Given exercise
Exactly as written, retype the listing below, omitting the pictures.

___ Data for the task

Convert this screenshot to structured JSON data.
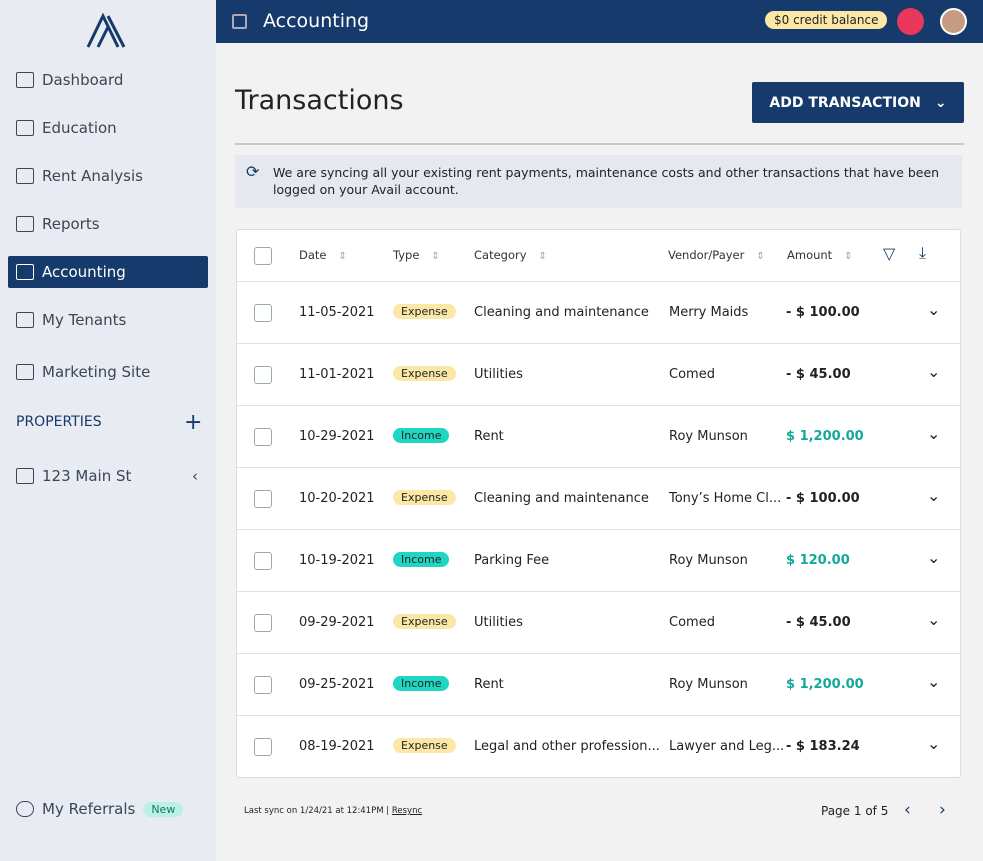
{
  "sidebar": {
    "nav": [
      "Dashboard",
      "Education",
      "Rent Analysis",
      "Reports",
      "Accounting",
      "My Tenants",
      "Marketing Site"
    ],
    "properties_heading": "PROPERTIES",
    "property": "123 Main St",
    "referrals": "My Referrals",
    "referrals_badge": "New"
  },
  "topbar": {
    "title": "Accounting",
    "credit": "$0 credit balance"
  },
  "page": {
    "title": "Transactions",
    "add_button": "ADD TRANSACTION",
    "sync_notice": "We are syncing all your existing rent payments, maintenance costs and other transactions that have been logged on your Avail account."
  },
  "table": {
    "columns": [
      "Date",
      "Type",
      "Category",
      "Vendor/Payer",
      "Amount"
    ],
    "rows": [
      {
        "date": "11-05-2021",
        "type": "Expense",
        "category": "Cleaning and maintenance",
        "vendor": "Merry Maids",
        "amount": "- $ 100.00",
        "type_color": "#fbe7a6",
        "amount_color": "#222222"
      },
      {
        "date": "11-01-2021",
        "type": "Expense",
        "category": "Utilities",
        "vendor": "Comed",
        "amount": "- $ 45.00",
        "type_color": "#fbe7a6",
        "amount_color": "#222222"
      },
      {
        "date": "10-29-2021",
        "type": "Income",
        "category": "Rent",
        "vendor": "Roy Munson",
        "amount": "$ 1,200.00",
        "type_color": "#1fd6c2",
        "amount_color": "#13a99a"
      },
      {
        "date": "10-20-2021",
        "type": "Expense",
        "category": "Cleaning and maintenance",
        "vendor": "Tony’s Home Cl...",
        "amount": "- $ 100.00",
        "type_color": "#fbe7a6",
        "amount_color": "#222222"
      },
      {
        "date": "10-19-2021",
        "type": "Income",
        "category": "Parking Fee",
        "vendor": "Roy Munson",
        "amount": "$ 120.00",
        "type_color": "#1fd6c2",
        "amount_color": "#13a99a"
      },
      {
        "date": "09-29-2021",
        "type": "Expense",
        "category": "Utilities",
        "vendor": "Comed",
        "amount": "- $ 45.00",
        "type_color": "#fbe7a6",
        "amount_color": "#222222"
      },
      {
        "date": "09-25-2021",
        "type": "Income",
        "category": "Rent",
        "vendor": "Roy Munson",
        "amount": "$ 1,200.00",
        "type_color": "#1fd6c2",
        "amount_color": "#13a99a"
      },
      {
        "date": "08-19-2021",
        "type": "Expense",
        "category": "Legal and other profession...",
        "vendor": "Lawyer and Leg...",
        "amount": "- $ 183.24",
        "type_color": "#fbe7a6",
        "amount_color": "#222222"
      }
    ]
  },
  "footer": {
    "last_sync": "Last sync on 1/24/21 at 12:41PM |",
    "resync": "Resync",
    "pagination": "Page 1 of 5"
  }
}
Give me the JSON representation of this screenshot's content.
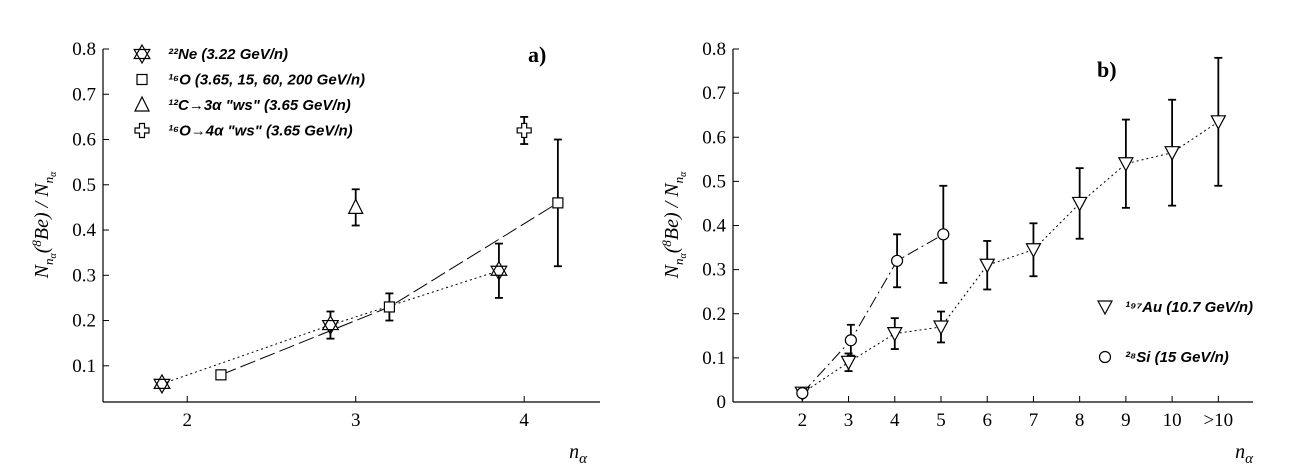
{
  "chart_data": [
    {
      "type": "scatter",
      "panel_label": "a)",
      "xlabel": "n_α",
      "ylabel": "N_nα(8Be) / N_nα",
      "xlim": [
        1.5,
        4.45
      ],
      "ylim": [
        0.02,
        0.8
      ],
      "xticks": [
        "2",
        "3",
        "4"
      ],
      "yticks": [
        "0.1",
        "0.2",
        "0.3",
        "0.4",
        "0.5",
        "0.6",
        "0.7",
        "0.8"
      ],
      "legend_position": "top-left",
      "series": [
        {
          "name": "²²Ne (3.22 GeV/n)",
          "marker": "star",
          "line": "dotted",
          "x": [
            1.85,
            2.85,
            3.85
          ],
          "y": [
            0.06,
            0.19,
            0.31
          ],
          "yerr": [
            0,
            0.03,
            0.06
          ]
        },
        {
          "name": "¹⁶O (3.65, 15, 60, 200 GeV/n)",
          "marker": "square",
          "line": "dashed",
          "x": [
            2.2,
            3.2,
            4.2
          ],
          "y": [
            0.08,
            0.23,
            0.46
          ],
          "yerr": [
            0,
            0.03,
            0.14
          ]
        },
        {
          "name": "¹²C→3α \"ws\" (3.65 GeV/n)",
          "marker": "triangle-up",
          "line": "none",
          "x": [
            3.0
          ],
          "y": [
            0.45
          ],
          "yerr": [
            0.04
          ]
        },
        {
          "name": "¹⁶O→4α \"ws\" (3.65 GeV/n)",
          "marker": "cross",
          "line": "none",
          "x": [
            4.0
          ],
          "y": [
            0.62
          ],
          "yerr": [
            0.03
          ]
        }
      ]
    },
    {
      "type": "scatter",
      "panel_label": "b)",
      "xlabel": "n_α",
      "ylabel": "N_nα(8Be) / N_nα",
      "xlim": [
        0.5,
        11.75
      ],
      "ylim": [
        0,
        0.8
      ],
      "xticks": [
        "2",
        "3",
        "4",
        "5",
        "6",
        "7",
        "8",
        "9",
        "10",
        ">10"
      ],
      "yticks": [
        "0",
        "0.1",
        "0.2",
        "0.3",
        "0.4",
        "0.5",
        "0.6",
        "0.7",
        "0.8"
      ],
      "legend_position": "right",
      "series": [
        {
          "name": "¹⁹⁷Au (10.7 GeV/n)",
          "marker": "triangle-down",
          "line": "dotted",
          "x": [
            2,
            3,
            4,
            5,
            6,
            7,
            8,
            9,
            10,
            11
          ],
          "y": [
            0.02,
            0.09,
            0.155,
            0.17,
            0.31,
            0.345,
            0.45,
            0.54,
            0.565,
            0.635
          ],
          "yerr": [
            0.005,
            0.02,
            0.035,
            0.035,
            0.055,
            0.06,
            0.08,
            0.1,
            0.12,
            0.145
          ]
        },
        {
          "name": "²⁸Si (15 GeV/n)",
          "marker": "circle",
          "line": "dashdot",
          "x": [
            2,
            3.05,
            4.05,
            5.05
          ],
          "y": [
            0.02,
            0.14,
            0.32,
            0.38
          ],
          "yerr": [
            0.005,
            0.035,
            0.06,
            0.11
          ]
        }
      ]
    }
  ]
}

______

Solution for this task
Convert this screenshot to structured JSON data.
{
  "sidebar": {
    "nav": [
      "Dashboard",
      "Education",
      "Rent Analysis",
      "Reports",
      "Accounting",
      "My Tenants",
      "Marketing Site"
    ],
    "properties_heading": "PROPERTIES",
    "property": "123 Main St",
    "referrals": "My Referrals",
    "referrals_badge": "New"
  },
  "topbar": {
    "title": "Accounting",
    "credit": "$0 credit balance"
  },
  "page": {
    "title": "Transactions",
    "add_button": "ADD TRANSACTION",
    "sync_notice": "We are syncing all your existing rent payments, maintenance costs and other transactions that have been logged on your Avail account."
  },
  "table": {
    "columns": [
      "Date",
      "Type",
      "Category",
      "Vendor/Payer",
      "Amount"
    ],
    "rows": [
      {
        "date": "11-05-2021",
        "type": "Expense",
        "category": "Cleaning and maintenance",
        "vendor": "Merry Maids",
        "amount": "- $ 100.00",
        "type_color": "#fbe7a6",
        "amount_color": "#222222"
      },
      {
        "date": "11-01-2021",
        "type": "Expense",
        "category": "Utilities",
        "vendor": "Comed",
        "amount": "- $ 45.00",
        "type_color": "#fbe7a6",
        "amount_color": "#222222"
      },
      {
        "date": "10-29-2021",
        "type": "Income",
        "category": "Rent",
        "vendor": "Roy Munson",
        "amount": "$ 1,200.00",
        "type_color": "#1fd6c2",
        "amount_color": "#13a99a"
      },
      {
        "date": "10-20-2021",
        "type": "Expense",
        "category": "Cleaning and maintenance",
        "vendor": "Tony’s Home Cl...",
        "amount": "- $ 100.00",
        "type_color": "#fbe7a6",
        "amount_color": "#222222"
      },
      {
        "date": "10-19-2021",
        "type": "Income",
        "category": "Parking Fee",
        "vendor": "Roy Munson",
        "amount": "$ 120.00",
        "type_color": "#1fd6c2",
        "amount_color": "#13a99a"
      },
      {
        "date": "09-29-2021",
        "type": "Expense",
        "category": "Utilities",
        "vendor": "Comed",
        "amount": "- $ 45.00",
        "type_color": "#fbe7a6",
        "amount_color": "#222222"
      },
      {
        "date": "09-25-2021",
        "type": "Income",
        "category": "Rent",
        "vendor": "Roy Munson",
        "amount": "$ 1,200.00",
        "type_color": "#1fd6c2",
        "amount_color": "#13a99a"
      },
      {
        "date": "08-19-2021",
        "type": "Expense",
        "category": "Legal and other profession...",
        "vendor": "Lawyer and Leg...",
        "amount": "- $ 183.24",
        "type_color": "#fbe7a6",
        "amount_color": "#222222"
      }
    ]
  },
  "footer": {
    "last_sync": "Last sync on 1/24/21 at 12:41PM |",
    "resync": "Resync",
    "pagination": "Page 1 of 5"
  }
}
Give me the JSON representation of this screenshot's content.
{
  "chart_data": [
    {
      "type": "scatter",
      "panel_label": "a)",
      "xlabel": "n_α",
      "ylabel": "N_nα(8Be) / N_nα",
      "xlim": [
        1.5,
        4.45
      ],
      "ylim": [
        0.02,
        0.8
      ],
      "xticks": [
        "2",
        "3",
        "4"
      ],
      "yticks": [
        "0.1",
        "0.2",
        "0.3",
        "0.4",
        "0.5",
        "0.6",
        "0.7",
        "0.8"
      ],
      "legend_position": "top-left",
      "series": [
        {
          "name": "²²Ne (3.22 GeV/n)",
          "marker": "star",
          "line": "dotted",
          "x": [
            1.85,
            2.85,
            3.85
          ],
          "y": [
            0.06,
            0.19,
            0.31
          ],
          "yerr": [
            0,
            0.03,
            0.06
          ]
        },
        {
          "name": "¹⁶O (3.65, 15, 60, 200 GeV/n)",
          "marker": "square",
          "line": "dashed",
          "x": [
            2.2,
            3.2,
            4.2
          ],
          "y": [
            0.08,
            0.23,
            0.46
          ],
          "yerr": [
            0,
            0.03,
            0.14
          ]
        },
        {
          "name": "¹²C→3α \"ws\" (3.65 GeV/n)",
          "marker": "triangle-up",
          "line": "none",
          "x": [
            3.0
          ],
          "y": [
            0.45
          ],
          "yerr": [
            0.04
          ]
        },
        {
          "name": "¹⁶O→4α \"ws\" (3.65 GeV/n)",
          "marker": "cross",
          "line": "none",
          "x": [
            4.0
          ],
          "y": [
            0.62
          ],
          "yerr": [
            0.03
          ]
        }
      ]
    },
    {
      "type": "scatter",
      "panel_label": "b)",
      "xlabel": "n_α",
      "ylabel": "N_nα(8Be) / N_nα",
      "xlim": [
        0.5,
        11.75
      ],
      "ylim": [
        0,
        0.8
      ],
      "xticks": [
        "2",
        "3",
        "4",
        "5",
        "6",
        "7",
        "8",
        "9",
        "10",
        ">10"
      ],
      "yticks": [
        "0",
        "0.1",
        "0.2",
        "0.3",
        "0.4",
        "0.5",
        "0.6",
        "0.7",
        "0.8"
      ],
      "legend_position": "right",
      "series": [
        {
          "name": "¹⁹⁷Au (10.7 GeV/n)",
          "marker": "triangle-down",
          "line": "dotted",
          "x": [
            2,
            3,
            4,
            5,
            6,
            7,
            8,
            9,
            10,
            11
          ],
          "y": [
            0.02,
            0.09,
            0.155,
            0.17,
            0.31,
            0.345,
            0.45,
            0.54,
            0.565,
            0.635
          ],
          "yerr": [
            0.005,
            0.02,
            0.035,
            0.035,
            0.055,
            0.06,
            0.08,
            0.1,
            0.12,
            0.145
          ]
        },
        {
          "name": "²⁸Si (15 GeV/n)",
          "marker": "circle",
          "line": "dashdot",
          "x": [
            2,
            3.05,
            4.05,
            5.05
          ],
          "y": [
            0.02,
            0.14,
            0.32,
            0.38
          ],
          "yerr": [
            0.005,
            0.035,
            0.06,
            0.11
          ]
        }
      ]
    }
  ]
}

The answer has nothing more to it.